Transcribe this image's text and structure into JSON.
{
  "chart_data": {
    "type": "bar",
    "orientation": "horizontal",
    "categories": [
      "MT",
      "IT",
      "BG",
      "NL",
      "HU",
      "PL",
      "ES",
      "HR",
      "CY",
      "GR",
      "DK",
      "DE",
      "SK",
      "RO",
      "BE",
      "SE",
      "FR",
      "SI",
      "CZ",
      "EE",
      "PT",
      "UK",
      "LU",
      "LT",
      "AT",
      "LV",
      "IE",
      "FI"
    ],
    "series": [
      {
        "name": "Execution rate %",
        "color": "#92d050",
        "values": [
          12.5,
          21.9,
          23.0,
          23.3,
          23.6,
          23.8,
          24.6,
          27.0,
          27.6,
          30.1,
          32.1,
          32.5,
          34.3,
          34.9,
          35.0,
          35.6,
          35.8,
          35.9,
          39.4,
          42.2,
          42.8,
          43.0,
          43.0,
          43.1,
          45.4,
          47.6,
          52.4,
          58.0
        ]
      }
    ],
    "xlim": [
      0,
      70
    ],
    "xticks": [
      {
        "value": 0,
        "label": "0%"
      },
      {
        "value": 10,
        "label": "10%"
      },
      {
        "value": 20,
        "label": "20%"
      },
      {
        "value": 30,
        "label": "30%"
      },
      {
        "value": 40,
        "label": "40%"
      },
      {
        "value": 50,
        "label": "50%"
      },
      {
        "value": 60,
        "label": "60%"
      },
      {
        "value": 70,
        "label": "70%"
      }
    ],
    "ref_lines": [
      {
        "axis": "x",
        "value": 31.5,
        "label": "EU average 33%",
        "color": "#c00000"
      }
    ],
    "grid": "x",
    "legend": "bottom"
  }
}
_ _ _ _ _
Stated goal :: Count up the lines in the listing that hold the word "label", and give that number only.

Solution to the exercise :: 9